[Exercise goal]
Below are the records; copy each line in them that holds the word "future".

[Records provided]
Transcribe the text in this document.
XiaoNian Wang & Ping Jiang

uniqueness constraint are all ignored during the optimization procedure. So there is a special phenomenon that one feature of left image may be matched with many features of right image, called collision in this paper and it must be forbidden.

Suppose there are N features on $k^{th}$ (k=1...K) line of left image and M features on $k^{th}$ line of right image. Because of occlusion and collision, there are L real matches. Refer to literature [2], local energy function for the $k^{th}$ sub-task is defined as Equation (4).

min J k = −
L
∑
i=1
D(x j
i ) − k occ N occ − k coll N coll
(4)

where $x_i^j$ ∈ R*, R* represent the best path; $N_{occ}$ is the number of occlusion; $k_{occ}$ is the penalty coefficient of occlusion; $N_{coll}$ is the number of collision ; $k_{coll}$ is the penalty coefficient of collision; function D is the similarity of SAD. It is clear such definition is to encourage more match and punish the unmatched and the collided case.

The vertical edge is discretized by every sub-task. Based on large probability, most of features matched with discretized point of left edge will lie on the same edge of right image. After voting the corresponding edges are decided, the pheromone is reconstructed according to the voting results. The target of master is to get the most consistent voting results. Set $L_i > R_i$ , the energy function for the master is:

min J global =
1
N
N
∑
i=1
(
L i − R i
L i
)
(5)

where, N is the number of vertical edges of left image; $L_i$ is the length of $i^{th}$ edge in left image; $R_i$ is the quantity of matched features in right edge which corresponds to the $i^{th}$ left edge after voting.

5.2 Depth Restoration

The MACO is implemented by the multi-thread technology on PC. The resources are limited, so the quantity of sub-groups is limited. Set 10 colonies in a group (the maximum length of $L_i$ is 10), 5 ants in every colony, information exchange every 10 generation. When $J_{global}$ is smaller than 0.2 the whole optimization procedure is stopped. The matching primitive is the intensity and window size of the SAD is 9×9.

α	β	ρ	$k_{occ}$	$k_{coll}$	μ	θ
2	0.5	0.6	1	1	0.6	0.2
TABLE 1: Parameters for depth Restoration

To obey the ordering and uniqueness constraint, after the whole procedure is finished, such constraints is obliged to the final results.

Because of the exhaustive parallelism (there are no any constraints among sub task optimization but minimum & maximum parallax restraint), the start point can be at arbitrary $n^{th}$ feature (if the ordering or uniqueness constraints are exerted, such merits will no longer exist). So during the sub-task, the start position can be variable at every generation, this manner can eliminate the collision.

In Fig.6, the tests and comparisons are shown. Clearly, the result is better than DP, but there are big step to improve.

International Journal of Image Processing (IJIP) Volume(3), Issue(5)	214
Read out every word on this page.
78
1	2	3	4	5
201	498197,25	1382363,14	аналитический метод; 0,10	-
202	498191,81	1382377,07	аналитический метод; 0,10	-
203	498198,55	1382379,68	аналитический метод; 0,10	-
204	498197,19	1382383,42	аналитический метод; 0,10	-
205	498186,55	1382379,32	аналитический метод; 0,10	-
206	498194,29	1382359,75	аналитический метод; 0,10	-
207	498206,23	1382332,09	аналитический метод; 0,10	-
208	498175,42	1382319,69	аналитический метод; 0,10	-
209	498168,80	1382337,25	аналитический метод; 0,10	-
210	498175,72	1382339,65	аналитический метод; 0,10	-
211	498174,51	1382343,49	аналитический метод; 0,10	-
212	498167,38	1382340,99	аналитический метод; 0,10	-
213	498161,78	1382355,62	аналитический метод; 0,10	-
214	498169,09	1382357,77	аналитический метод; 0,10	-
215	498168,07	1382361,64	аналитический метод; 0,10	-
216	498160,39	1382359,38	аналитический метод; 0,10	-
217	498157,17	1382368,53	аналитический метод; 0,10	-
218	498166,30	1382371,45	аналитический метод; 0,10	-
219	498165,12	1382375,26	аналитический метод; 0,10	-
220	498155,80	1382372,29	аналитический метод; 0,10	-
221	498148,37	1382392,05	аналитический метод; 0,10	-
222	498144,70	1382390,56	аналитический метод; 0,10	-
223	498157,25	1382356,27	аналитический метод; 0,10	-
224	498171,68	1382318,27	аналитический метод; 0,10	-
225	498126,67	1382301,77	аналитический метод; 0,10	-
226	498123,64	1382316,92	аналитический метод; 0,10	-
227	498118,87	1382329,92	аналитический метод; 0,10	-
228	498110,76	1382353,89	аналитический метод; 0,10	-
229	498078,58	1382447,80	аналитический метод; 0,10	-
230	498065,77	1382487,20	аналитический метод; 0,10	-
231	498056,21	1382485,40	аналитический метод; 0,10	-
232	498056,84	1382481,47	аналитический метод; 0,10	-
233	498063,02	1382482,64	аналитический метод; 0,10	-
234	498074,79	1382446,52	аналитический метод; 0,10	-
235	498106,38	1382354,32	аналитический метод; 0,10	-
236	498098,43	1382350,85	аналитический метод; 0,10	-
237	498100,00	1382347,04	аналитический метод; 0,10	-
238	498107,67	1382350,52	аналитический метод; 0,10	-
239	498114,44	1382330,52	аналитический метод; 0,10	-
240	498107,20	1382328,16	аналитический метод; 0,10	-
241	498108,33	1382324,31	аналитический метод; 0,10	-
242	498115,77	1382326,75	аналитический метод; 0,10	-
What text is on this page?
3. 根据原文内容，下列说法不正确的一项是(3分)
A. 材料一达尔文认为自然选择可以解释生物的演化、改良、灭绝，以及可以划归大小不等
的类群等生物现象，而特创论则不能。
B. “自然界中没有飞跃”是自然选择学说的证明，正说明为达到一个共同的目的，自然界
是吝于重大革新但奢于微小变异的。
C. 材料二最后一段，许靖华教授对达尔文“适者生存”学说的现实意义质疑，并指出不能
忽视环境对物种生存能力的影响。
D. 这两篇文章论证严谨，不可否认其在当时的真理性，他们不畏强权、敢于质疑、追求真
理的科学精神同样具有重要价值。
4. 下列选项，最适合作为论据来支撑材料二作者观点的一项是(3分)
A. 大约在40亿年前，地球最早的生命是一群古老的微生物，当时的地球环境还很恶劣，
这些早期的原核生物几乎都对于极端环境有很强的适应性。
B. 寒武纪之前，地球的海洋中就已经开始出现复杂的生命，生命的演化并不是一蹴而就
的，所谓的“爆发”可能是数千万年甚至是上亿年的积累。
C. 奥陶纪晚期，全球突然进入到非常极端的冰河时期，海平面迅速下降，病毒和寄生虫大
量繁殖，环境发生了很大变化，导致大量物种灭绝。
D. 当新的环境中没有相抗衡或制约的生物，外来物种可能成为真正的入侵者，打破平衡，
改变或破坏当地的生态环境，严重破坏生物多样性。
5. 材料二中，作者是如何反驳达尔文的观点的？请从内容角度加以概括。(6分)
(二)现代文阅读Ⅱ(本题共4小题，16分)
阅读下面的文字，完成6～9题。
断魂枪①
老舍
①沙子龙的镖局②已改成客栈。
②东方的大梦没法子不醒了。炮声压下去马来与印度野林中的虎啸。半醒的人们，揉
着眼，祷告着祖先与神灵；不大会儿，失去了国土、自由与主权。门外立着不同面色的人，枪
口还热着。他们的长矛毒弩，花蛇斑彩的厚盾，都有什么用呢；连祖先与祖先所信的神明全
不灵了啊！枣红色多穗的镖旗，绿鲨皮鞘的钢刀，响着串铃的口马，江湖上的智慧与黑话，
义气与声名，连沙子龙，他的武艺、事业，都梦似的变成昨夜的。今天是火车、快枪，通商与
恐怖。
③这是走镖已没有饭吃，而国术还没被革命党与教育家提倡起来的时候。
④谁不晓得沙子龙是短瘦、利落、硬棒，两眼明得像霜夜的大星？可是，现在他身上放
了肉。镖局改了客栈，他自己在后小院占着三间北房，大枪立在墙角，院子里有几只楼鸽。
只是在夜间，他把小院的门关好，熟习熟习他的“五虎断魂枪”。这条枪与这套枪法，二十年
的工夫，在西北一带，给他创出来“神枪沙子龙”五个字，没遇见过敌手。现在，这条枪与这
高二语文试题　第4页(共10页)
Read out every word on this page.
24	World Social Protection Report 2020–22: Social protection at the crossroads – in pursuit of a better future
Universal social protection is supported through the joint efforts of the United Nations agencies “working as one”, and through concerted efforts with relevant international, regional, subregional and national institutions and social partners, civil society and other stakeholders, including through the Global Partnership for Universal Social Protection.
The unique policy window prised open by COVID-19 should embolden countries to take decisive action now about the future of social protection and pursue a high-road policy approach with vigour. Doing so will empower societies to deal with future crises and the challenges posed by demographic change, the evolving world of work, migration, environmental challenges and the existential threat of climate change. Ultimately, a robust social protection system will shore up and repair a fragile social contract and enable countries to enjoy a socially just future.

[Reply]
24	World Social Protection Report 2020–22: Social protection at the crossroads – in pursuit of a better future
The unique policy window prised open by COVID-19 should embolden countries to take decisive action now about the future of social protection and pursue a high-road policy approach with vigour. Doing so will empower societies to deal with future crises and the challenges posed by demographic change, the evolving world of work, migration, environmental challenges and the existential threat of climate change. Ultimately, a robust social protection system will shore up and repair a fragile social contract and enable countries to enjoy a socially just future.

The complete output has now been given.